▶ [Requirements]
Locate the lines where "những" occurs and copy them as they stand.

BEGIN Input

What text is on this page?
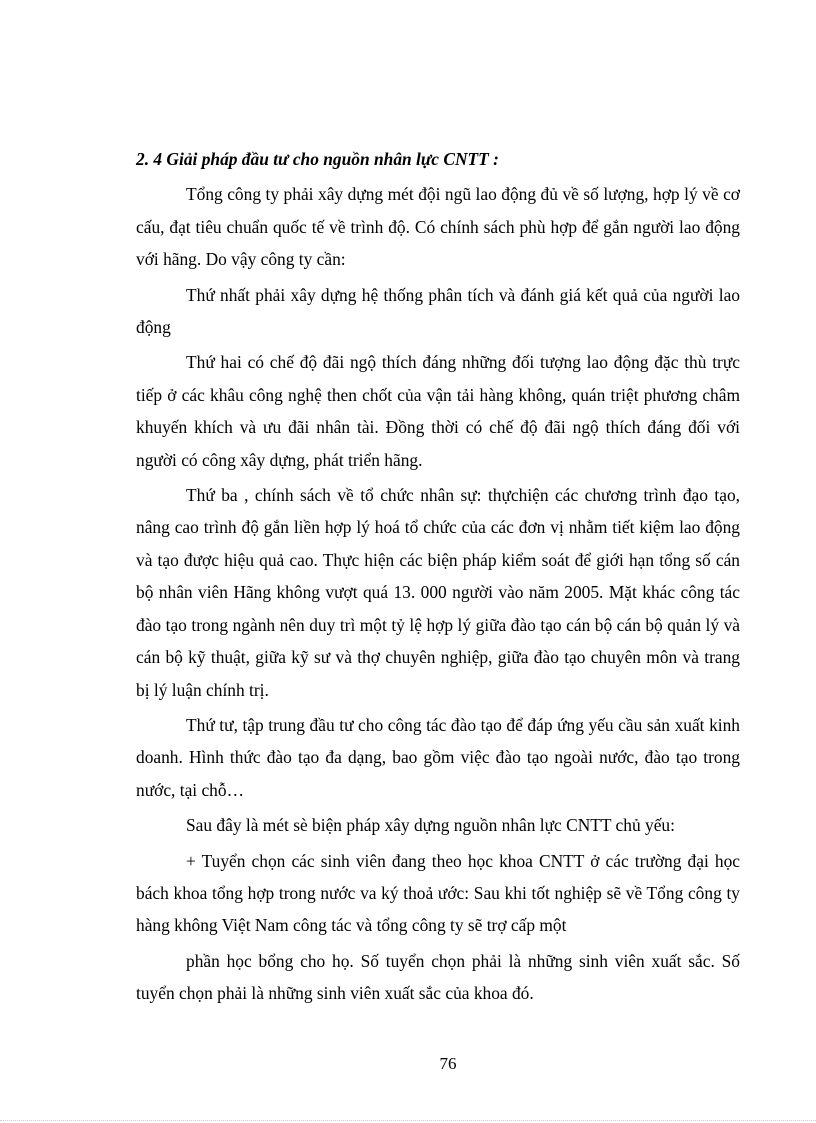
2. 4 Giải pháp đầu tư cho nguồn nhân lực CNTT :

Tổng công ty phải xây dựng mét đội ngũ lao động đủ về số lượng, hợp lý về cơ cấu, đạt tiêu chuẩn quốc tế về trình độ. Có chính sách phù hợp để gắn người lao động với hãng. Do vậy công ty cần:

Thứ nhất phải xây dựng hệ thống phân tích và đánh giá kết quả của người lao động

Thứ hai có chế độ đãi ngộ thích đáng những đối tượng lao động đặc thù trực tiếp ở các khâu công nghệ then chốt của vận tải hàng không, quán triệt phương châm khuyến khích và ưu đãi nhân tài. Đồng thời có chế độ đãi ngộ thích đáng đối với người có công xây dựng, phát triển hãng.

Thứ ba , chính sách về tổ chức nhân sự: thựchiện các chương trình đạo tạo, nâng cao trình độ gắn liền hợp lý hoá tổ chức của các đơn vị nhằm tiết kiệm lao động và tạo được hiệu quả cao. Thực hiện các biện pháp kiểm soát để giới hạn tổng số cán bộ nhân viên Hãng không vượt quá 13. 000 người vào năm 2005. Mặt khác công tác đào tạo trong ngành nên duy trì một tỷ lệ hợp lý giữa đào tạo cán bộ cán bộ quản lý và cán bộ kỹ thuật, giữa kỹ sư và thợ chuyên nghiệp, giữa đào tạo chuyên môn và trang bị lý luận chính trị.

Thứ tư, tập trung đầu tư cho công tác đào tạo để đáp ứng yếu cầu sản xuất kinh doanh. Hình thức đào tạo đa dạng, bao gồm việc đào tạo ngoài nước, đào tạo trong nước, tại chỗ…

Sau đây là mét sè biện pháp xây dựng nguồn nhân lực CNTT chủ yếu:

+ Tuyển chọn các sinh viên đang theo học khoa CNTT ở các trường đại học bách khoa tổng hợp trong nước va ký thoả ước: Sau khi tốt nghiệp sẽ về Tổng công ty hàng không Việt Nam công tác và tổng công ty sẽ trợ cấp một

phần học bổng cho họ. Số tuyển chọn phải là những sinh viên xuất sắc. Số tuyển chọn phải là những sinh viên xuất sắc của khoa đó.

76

END Input
BEGIN Input

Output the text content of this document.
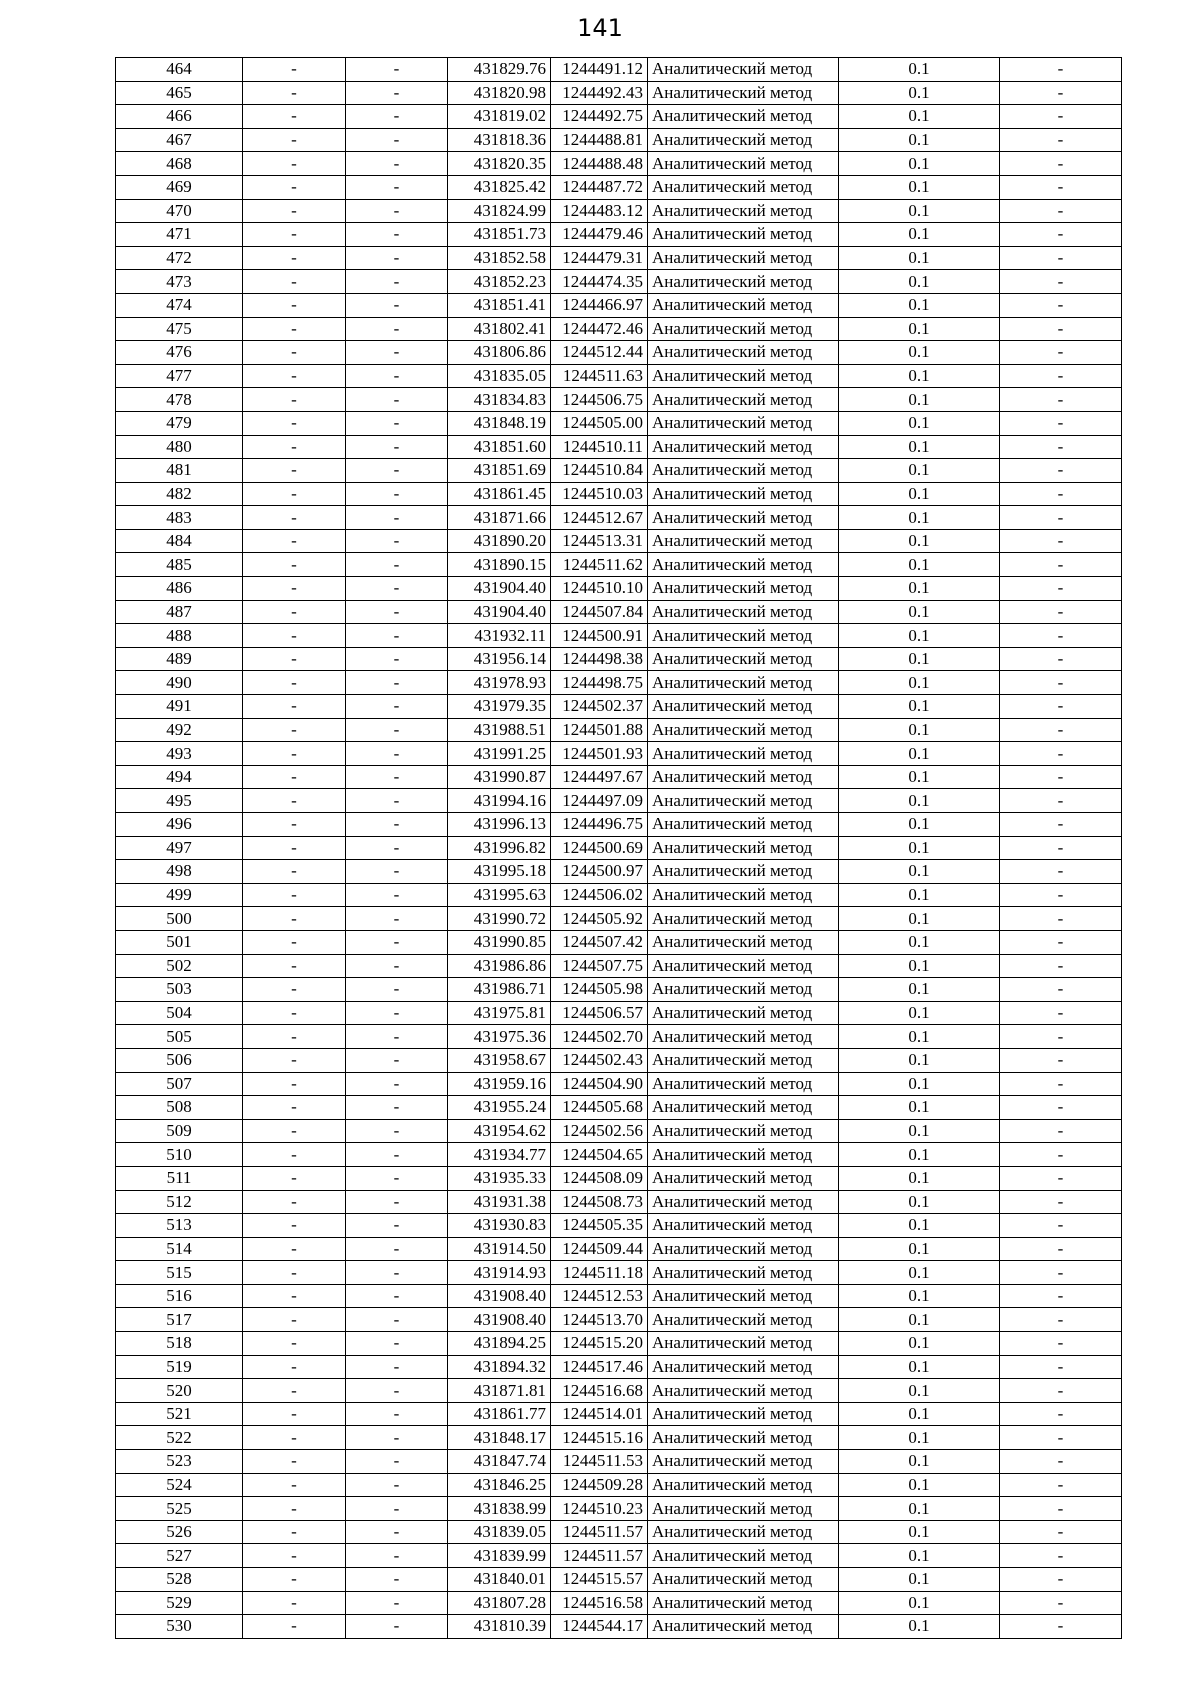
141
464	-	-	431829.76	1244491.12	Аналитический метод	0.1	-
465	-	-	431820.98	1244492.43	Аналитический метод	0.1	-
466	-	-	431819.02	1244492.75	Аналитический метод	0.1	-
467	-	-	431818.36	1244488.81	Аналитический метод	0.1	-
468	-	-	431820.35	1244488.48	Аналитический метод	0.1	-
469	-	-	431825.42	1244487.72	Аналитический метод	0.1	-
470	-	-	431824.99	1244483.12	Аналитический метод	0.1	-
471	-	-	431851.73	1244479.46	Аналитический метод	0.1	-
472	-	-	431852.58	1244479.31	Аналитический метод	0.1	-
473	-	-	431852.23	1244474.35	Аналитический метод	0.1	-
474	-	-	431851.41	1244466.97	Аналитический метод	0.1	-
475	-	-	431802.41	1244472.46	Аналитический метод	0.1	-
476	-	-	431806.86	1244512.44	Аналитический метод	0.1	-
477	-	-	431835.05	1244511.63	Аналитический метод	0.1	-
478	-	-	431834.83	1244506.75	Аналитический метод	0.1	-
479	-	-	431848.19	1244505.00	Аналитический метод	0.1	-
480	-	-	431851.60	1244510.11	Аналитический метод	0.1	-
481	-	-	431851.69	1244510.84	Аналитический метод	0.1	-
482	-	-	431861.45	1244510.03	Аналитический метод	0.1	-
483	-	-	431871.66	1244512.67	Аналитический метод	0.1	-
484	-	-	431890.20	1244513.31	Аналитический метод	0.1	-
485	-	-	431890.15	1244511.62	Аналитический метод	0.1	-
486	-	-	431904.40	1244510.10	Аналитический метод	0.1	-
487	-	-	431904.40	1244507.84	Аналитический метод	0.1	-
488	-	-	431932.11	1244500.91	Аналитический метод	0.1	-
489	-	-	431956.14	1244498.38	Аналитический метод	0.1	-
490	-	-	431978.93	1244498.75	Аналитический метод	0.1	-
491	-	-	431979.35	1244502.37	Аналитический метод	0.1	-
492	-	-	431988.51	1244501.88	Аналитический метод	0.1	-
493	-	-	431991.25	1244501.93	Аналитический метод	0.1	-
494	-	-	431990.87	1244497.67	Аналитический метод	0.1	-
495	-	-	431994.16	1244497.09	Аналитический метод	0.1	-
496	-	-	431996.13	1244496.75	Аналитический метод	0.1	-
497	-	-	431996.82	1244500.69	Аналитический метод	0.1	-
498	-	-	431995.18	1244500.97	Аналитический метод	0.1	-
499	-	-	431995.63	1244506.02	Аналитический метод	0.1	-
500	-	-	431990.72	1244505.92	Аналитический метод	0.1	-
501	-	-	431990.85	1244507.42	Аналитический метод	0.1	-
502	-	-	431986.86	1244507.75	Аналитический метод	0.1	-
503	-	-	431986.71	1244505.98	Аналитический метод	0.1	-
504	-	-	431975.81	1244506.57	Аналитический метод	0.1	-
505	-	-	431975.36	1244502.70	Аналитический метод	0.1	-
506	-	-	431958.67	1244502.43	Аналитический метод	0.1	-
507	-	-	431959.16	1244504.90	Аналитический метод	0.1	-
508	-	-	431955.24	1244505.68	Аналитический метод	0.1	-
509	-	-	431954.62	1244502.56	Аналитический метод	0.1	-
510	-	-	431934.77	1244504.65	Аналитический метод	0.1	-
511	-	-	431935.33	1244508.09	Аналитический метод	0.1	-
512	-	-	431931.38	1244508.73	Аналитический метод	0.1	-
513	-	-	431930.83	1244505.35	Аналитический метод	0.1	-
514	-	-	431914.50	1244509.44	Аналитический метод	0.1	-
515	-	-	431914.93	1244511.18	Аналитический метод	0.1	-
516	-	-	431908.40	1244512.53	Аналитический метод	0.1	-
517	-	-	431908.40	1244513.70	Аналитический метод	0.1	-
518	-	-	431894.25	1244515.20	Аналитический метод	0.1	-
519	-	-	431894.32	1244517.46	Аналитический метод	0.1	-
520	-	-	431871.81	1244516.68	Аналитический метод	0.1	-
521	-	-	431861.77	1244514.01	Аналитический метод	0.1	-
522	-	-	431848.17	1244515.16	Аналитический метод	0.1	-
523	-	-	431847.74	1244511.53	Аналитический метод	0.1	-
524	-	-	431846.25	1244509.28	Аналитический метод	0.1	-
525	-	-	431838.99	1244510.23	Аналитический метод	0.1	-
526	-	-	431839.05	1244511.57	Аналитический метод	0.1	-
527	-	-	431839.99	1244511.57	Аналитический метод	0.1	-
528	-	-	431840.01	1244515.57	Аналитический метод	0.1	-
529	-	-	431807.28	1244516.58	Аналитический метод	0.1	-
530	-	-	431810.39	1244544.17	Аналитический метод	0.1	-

END Input
BEGIN Input

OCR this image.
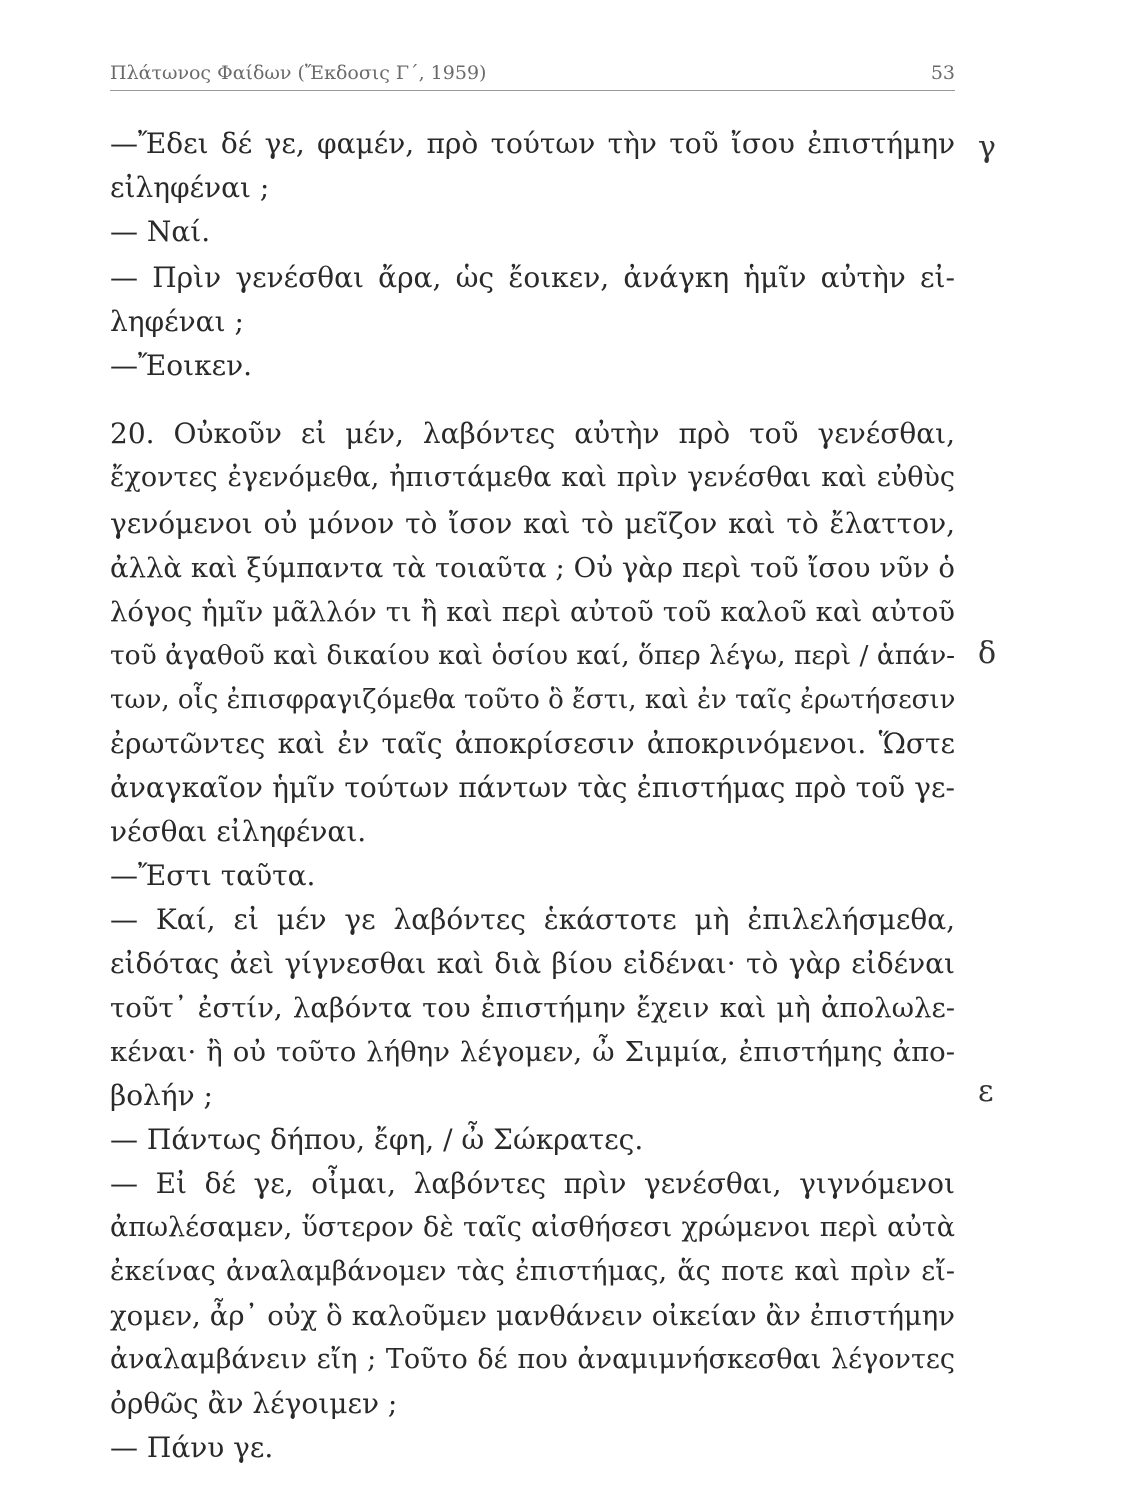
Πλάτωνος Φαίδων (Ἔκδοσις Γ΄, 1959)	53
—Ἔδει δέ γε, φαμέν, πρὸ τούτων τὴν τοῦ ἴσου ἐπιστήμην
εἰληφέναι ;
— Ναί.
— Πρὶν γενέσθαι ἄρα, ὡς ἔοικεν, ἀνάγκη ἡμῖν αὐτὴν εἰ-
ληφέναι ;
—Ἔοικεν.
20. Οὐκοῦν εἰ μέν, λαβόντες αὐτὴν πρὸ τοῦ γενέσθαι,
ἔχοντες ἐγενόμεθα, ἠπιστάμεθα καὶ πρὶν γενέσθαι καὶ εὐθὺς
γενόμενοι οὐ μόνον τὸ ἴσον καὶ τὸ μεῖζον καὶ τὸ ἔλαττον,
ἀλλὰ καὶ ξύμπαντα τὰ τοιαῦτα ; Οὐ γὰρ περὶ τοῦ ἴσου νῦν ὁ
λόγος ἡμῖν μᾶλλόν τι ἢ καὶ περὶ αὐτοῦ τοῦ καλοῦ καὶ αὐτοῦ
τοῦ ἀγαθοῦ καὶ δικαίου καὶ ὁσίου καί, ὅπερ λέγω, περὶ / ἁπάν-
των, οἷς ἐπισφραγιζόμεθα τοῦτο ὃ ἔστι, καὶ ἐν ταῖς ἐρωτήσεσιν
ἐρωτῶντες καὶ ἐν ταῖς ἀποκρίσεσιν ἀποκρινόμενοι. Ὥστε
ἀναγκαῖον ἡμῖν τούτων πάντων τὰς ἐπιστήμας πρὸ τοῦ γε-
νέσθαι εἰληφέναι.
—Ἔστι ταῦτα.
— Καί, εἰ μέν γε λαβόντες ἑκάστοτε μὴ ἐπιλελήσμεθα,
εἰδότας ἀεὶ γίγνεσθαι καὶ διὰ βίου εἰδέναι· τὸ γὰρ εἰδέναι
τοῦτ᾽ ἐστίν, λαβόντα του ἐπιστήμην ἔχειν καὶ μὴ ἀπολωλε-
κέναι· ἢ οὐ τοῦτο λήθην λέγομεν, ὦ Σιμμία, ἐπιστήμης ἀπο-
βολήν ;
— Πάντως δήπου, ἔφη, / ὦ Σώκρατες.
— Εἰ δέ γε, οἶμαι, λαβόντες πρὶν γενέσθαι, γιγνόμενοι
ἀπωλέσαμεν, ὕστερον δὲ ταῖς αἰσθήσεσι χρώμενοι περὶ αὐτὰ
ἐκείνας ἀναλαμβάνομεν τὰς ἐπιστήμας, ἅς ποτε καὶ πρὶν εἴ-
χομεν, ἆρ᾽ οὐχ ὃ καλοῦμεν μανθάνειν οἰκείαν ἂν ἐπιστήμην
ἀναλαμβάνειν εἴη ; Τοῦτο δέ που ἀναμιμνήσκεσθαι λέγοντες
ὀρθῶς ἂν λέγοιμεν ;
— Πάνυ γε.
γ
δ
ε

END Input

▶ [Correct output]
Thứ hai có chế độ đãi ngộ thích đáng những đối tượng lao động đặc thù trực tiếp ở các khâu công nghệ then chốt của vận tải hàng không, quán triệt phương châm khuyến khích và ưu đãi nhân tài. Đồng thời có chế độ đãi ngộ thích đáng đối với người có công xây dựng, phát triển hãng.
phần học bổng cho họ. Số tuyển chọn phải là những sinh viên xuất sắc. Số tuyển chọn phải là những sinh viên xuất sắc của khoa đó.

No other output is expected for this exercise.